Short exercise: In the listing below, locate the lines bearing the word "teste". Copy every one of them.
======
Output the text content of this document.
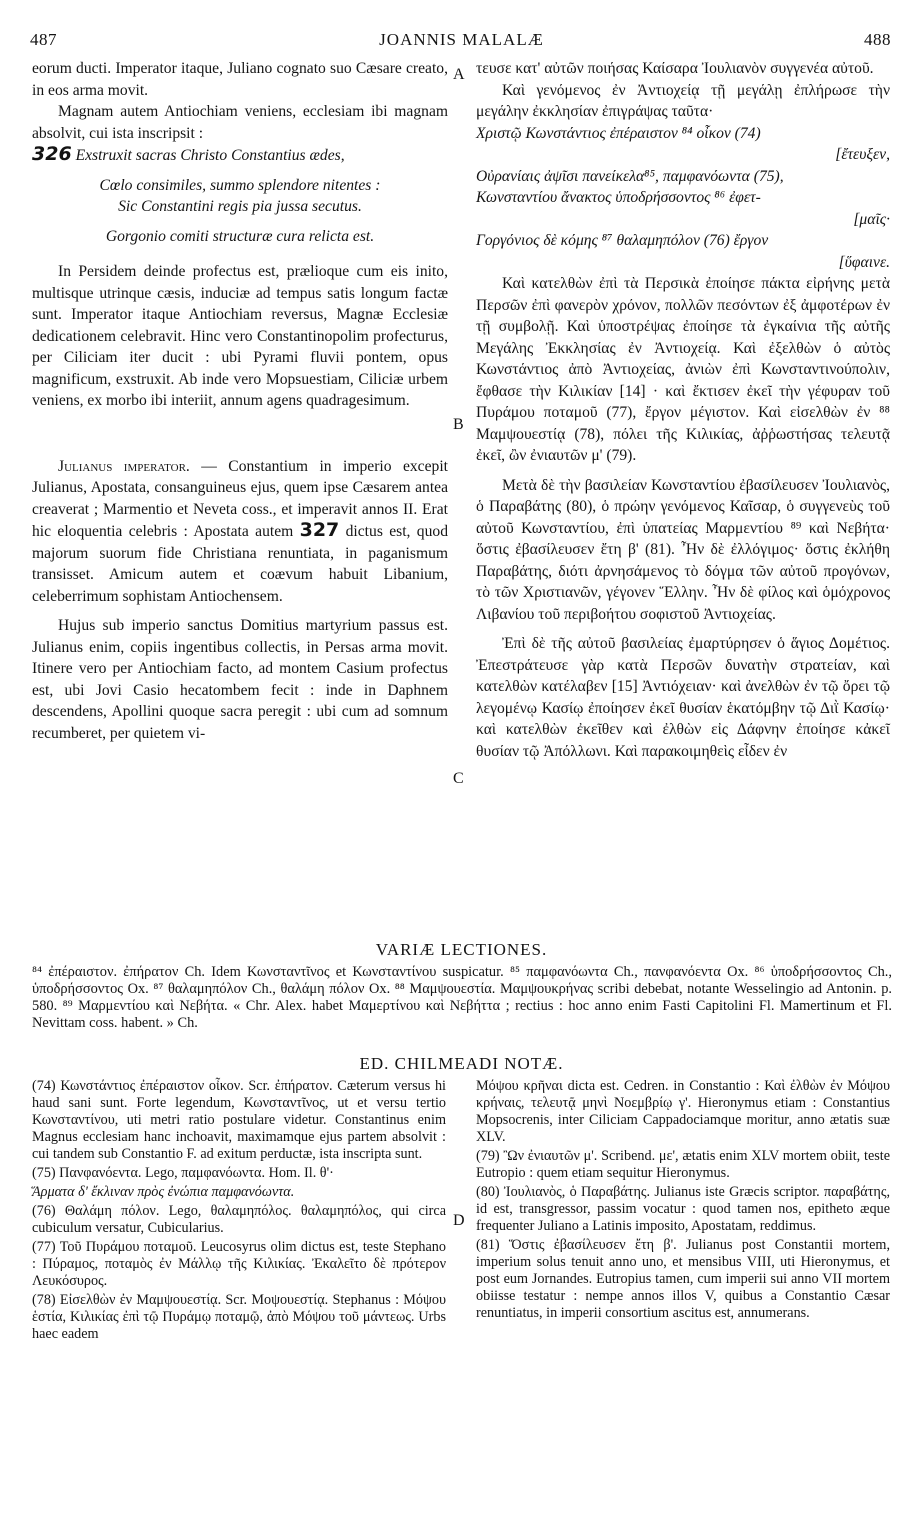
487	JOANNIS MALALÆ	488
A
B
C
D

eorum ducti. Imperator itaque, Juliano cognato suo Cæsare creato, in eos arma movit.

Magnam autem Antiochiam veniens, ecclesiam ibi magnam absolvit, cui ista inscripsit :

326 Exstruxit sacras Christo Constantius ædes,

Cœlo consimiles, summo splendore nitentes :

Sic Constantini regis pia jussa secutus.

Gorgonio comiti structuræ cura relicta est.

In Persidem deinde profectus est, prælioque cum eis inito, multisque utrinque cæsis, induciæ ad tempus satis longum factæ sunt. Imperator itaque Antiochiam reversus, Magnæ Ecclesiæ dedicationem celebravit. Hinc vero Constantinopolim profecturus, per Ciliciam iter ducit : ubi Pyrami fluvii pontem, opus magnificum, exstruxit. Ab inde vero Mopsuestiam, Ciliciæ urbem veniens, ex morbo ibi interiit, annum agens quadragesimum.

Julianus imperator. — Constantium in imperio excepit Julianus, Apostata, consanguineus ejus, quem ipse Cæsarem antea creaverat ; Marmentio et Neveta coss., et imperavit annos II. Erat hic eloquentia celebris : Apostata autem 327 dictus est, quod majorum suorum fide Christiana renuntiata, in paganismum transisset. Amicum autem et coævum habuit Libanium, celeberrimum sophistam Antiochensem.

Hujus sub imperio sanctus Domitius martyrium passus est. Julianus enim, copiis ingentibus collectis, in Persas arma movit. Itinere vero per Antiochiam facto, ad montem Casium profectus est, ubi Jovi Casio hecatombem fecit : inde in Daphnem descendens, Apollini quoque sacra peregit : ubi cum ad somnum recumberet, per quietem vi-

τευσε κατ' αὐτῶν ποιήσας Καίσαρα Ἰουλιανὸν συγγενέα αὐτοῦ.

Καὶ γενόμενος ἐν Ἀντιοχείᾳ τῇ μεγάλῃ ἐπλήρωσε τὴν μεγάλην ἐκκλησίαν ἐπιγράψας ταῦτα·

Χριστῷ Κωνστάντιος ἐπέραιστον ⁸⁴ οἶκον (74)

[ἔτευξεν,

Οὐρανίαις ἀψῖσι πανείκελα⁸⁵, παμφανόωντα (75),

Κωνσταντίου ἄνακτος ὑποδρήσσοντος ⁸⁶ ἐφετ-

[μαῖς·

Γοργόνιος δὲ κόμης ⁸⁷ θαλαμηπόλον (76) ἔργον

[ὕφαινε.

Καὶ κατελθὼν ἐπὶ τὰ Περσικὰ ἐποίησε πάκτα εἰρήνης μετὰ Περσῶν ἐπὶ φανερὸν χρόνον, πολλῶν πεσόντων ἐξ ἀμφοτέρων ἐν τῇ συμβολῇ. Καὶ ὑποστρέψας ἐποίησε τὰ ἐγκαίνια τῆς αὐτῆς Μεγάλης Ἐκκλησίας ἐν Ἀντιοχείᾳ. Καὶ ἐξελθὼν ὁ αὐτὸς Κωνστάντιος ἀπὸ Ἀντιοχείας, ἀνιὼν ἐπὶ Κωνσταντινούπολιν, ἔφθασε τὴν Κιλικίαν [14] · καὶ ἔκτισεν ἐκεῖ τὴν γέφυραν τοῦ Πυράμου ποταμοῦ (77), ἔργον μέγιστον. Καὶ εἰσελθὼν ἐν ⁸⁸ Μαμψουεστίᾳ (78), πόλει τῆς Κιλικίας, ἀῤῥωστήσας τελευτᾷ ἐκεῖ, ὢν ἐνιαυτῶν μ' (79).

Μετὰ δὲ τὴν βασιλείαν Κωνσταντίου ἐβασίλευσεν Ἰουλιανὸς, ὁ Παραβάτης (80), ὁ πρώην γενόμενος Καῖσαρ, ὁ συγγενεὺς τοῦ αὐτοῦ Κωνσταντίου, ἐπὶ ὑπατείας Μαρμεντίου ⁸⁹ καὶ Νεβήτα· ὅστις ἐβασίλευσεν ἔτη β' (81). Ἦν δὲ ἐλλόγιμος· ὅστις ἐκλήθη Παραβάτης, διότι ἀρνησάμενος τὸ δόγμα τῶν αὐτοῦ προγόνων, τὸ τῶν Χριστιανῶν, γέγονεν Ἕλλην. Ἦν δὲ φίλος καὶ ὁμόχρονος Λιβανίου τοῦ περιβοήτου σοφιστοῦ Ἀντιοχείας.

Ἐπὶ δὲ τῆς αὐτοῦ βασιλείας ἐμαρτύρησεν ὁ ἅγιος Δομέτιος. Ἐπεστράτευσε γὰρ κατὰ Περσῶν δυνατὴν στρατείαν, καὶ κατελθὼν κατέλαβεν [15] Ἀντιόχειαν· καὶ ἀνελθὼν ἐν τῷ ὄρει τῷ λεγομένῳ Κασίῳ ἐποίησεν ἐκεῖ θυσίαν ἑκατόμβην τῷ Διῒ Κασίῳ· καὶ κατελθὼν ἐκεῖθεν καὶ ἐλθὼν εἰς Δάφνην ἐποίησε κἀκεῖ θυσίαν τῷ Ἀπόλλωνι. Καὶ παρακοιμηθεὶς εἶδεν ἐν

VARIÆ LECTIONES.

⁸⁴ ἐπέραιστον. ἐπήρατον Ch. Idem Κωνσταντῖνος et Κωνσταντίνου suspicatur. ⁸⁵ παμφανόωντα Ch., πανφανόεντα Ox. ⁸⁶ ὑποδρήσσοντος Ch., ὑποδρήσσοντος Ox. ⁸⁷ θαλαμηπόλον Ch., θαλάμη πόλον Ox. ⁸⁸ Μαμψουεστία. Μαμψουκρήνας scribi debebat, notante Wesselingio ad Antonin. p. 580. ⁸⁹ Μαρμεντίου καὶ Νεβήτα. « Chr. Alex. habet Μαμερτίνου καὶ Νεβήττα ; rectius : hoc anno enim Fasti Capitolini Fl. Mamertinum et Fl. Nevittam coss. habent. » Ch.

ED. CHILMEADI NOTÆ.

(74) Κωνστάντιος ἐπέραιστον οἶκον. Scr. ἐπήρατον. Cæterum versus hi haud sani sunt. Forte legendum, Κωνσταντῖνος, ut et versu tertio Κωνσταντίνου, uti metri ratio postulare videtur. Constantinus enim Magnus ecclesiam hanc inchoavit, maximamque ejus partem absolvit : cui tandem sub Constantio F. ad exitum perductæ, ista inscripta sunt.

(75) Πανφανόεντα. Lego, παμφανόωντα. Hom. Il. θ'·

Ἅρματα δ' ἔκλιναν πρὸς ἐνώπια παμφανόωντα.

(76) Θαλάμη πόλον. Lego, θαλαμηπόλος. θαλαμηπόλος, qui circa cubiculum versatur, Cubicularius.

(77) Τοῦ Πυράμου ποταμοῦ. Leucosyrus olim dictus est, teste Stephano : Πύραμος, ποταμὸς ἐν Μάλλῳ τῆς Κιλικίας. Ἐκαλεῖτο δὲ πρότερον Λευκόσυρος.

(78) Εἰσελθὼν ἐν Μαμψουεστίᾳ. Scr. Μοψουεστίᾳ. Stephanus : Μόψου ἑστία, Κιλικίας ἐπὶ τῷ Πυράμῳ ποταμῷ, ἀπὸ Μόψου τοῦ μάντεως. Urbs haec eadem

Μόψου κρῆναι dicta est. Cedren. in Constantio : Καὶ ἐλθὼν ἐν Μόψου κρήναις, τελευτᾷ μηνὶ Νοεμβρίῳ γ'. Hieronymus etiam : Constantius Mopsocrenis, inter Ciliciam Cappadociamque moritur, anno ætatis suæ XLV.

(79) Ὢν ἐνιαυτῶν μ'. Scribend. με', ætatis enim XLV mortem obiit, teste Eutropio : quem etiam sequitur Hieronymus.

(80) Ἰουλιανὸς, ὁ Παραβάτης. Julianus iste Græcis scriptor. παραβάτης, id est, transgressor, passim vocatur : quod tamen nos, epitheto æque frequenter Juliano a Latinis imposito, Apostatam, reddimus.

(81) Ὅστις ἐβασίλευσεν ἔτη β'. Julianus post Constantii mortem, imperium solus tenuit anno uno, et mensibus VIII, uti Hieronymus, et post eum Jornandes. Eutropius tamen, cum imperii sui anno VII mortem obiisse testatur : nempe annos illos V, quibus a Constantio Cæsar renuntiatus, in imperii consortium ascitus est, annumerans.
======
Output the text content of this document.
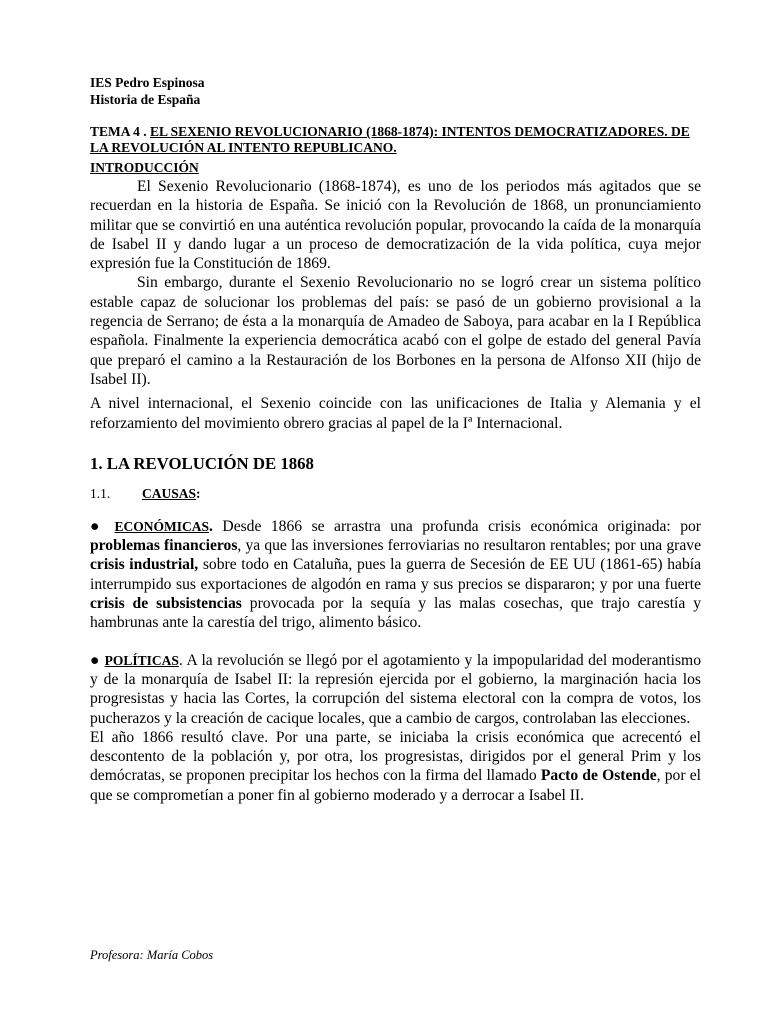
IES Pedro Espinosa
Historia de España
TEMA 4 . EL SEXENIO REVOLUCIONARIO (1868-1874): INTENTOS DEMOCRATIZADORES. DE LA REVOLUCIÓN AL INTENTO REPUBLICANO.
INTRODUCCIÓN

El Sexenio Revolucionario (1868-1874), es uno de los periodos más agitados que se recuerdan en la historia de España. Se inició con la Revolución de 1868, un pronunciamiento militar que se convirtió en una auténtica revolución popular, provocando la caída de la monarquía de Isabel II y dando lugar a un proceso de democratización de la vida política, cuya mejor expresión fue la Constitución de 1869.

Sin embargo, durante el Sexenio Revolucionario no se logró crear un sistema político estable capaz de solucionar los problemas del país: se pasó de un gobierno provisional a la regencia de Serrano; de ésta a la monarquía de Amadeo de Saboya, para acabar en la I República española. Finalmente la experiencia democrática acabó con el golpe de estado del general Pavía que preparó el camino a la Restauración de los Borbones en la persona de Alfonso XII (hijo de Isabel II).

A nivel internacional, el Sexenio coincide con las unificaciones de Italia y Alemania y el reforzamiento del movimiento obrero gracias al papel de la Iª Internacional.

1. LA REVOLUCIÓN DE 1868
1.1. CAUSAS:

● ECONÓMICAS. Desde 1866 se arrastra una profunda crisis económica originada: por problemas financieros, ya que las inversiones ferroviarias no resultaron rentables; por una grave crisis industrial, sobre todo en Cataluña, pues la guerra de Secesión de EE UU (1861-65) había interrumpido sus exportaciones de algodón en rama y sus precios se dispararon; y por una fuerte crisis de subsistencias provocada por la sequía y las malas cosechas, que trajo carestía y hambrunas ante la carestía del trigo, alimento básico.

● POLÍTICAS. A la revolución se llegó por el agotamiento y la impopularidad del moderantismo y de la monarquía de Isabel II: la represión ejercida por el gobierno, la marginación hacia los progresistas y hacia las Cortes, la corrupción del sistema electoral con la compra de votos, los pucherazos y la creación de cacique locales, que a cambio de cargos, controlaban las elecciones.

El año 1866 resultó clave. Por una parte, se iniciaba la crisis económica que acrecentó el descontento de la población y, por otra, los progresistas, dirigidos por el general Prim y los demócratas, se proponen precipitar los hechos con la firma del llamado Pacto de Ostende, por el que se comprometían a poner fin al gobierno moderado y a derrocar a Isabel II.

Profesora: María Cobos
======
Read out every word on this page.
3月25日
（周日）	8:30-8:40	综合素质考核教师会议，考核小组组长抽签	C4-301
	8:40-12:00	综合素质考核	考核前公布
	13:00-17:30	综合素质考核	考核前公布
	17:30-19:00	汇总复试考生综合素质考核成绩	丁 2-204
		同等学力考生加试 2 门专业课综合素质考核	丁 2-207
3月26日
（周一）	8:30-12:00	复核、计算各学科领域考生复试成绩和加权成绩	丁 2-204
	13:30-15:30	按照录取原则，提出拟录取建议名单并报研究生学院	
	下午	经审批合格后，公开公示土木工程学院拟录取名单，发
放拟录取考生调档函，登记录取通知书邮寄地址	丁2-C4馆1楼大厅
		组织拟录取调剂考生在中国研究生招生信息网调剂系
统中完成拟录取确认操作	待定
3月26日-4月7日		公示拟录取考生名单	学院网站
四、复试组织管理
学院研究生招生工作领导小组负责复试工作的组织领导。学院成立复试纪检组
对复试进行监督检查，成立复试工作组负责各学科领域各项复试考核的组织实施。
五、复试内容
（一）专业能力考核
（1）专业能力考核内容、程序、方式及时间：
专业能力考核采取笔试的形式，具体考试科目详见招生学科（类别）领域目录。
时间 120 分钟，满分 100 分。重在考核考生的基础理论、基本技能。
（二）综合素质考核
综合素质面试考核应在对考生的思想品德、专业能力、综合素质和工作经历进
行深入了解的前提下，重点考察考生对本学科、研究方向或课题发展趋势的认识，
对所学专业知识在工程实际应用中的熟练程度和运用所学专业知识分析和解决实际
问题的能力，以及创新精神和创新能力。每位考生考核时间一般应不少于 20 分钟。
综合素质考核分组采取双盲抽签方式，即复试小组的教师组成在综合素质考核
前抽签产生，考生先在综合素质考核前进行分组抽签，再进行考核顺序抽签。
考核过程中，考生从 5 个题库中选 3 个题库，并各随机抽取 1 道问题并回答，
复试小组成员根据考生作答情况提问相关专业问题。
======
Complete answer:
(77) Τοῦ Πυράμου ποταμοῦ. Leucosyrus olim dictus est, teste Stephano : Πύραμος, ποταμὸς ἐν Μάλλῳ τῆς Κιλικίας. Ἐκαλεῖτο δὲ πρότερον Λευκόσυρος.
(79) Ὢν ἐνιαυτῶν μ'. Scribend. με', ætatis enim XLV mortem obiit, teste Eutropio : quem etiam sequitur Hieronymus.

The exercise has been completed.